═══ Input

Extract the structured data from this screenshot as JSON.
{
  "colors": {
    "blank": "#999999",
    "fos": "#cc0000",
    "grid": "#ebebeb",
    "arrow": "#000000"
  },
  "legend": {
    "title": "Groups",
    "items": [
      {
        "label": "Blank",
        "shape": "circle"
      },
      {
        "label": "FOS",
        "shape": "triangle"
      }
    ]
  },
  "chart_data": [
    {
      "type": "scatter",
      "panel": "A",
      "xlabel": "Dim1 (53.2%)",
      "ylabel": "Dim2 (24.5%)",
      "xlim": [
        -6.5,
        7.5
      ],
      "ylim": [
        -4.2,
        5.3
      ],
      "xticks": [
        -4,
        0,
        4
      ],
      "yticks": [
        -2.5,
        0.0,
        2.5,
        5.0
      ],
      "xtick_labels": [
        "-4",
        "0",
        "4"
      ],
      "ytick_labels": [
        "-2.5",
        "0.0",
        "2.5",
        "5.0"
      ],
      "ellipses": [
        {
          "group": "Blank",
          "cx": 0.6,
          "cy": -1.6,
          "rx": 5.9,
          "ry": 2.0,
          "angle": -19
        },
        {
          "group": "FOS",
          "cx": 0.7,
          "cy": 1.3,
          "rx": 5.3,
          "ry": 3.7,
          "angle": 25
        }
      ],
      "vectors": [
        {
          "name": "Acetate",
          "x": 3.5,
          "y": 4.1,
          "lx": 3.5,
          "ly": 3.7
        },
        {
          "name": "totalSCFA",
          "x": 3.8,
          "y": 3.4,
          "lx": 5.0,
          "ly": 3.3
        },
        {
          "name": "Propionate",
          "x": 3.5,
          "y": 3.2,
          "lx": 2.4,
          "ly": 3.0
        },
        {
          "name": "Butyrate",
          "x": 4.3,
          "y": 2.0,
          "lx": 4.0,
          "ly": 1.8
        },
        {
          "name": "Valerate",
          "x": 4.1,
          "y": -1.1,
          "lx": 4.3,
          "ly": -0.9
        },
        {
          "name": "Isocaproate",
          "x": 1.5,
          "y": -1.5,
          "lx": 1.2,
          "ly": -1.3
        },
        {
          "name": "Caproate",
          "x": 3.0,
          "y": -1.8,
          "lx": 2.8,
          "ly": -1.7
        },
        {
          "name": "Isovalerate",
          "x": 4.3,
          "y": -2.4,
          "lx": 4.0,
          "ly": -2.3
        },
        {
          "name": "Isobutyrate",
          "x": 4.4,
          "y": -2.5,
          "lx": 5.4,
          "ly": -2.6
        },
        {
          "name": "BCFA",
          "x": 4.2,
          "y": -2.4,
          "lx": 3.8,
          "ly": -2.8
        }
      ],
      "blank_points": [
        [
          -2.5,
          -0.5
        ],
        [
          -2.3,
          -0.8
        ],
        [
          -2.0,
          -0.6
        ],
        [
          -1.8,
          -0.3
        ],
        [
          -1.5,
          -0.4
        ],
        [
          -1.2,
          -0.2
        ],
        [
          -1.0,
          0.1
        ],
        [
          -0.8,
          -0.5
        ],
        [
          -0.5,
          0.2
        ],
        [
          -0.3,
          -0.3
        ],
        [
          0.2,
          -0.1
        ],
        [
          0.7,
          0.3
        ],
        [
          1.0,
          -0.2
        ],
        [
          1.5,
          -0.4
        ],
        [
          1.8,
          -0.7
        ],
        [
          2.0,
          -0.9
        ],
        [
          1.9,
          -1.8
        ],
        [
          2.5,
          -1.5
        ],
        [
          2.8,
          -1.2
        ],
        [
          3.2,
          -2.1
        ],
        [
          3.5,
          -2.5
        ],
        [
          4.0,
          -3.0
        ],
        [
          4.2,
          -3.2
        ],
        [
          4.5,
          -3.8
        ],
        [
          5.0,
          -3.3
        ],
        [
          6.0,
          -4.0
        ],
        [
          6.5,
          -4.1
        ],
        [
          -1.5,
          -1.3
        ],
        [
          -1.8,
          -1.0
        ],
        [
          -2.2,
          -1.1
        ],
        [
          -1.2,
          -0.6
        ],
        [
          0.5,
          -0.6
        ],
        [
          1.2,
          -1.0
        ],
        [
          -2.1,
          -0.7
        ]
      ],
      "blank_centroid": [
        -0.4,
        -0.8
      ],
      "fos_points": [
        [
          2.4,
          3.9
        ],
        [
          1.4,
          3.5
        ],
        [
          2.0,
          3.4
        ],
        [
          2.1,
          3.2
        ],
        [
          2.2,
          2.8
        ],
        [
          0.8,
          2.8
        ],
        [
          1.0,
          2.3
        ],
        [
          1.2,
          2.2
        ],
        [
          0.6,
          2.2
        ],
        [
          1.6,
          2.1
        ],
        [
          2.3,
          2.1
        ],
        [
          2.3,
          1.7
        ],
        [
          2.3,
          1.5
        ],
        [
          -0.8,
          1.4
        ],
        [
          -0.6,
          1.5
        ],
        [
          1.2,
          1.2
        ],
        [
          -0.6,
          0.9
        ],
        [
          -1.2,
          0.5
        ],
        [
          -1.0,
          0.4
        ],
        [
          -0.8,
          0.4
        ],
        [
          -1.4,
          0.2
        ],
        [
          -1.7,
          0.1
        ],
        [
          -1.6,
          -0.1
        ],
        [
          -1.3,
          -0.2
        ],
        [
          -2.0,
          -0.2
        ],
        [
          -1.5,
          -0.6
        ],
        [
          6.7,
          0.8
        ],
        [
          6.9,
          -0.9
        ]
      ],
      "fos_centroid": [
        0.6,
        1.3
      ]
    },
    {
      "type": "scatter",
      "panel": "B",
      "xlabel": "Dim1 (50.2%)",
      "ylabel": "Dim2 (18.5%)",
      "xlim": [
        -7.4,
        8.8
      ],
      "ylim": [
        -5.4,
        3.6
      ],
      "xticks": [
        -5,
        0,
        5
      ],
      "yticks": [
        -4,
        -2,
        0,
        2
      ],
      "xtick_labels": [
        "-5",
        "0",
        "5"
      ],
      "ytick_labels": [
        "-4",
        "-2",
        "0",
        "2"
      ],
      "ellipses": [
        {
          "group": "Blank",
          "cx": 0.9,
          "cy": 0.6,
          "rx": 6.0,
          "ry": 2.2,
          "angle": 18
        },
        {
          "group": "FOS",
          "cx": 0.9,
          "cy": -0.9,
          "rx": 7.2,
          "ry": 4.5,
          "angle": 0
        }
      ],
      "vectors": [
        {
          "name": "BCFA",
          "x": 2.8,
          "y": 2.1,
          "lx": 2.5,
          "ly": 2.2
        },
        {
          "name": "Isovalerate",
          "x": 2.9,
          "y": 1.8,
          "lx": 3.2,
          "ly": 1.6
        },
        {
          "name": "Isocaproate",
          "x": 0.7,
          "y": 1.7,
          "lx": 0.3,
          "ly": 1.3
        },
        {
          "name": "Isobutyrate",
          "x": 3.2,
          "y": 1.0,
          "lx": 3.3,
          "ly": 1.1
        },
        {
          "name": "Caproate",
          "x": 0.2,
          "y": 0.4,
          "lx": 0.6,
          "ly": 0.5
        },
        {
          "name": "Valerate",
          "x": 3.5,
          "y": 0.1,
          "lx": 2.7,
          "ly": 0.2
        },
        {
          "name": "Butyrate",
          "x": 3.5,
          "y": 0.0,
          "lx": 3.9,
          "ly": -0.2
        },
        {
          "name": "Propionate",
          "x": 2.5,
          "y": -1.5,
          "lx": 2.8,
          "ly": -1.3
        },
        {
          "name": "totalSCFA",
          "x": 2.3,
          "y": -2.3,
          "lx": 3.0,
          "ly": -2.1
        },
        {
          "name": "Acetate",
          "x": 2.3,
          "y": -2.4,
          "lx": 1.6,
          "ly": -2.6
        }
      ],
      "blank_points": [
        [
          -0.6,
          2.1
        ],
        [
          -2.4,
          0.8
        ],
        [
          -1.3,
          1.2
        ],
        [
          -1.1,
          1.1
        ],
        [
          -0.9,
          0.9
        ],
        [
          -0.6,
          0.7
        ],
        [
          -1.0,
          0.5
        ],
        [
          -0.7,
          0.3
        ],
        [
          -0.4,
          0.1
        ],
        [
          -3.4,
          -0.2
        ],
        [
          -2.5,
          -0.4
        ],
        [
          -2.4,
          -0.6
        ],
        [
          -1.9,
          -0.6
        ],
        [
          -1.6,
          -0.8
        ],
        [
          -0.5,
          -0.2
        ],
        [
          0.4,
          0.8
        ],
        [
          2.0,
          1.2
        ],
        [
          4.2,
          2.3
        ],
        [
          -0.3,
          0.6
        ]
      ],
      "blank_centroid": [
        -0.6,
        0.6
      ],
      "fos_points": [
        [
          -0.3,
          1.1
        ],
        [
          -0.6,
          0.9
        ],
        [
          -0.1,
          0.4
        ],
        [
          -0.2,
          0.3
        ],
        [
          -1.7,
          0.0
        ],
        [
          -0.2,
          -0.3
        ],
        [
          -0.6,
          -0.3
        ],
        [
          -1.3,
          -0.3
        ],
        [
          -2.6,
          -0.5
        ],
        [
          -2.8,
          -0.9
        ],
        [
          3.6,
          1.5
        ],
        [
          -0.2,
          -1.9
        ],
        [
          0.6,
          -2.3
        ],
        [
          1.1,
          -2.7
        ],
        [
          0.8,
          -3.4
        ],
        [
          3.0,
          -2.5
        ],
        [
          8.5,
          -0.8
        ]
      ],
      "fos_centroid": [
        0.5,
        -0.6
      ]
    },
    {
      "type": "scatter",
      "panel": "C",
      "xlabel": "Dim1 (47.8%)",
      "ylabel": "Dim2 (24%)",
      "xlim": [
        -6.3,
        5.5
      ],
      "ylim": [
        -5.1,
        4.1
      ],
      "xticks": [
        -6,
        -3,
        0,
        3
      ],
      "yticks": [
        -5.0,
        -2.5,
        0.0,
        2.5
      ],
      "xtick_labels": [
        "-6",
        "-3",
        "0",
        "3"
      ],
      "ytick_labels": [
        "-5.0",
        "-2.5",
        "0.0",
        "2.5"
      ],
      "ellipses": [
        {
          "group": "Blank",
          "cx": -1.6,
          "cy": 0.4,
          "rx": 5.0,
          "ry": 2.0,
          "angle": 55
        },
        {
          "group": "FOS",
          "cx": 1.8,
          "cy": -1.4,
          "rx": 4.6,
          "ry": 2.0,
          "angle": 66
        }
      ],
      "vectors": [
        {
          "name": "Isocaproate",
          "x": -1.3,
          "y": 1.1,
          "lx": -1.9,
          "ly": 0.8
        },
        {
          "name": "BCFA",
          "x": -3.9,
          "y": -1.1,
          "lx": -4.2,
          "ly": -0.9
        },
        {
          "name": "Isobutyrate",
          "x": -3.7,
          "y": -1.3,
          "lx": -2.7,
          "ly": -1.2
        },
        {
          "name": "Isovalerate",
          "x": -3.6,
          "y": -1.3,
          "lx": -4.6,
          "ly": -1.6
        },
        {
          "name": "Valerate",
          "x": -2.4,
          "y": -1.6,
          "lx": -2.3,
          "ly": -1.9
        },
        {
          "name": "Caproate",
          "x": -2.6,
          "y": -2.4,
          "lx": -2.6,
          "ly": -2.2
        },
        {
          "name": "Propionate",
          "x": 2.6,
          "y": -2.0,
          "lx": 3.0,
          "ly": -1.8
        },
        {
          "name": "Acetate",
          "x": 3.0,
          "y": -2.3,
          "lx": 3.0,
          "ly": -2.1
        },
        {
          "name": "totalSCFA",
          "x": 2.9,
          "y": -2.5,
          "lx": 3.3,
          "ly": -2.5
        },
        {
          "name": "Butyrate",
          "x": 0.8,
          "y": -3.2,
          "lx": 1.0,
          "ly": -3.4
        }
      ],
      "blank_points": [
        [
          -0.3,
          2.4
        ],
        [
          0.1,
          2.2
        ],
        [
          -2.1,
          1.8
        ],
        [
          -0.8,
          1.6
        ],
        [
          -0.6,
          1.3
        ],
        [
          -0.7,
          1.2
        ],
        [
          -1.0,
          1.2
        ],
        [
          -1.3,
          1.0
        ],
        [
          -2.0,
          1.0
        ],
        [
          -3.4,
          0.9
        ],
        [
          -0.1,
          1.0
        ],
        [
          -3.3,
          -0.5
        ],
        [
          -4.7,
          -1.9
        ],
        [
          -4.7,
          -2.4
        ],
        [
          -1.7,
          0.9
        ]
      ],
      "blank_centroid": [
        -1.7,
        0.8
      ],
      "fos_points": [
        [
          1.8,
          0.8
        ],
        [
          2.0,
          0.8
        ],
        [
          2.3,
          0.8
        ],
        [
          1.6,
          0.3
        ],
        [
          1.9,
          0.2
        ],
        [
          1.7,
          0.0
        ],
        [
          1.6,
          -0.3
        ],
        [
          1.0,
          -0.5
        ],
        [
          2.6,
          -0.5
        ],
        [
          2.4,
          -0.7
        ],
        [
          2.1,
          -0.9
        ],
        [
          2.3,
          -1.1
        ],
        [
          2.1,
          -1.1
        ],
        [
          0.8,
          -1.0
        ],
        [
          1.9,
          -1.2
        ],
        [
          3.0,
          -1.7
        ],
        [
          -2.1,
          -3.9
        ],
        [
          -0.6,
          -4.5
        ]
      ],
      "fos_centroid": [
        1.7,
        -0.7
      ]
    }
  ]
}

══════

### Directive
Copy each line above that contains the string "xlabel".

### Correct answer
      "xlabel": "Dim1 (53.2%)",
      "xlabel": "Dim1 (50.2%)",
      "xlabel": "Dim1 (47.8%)",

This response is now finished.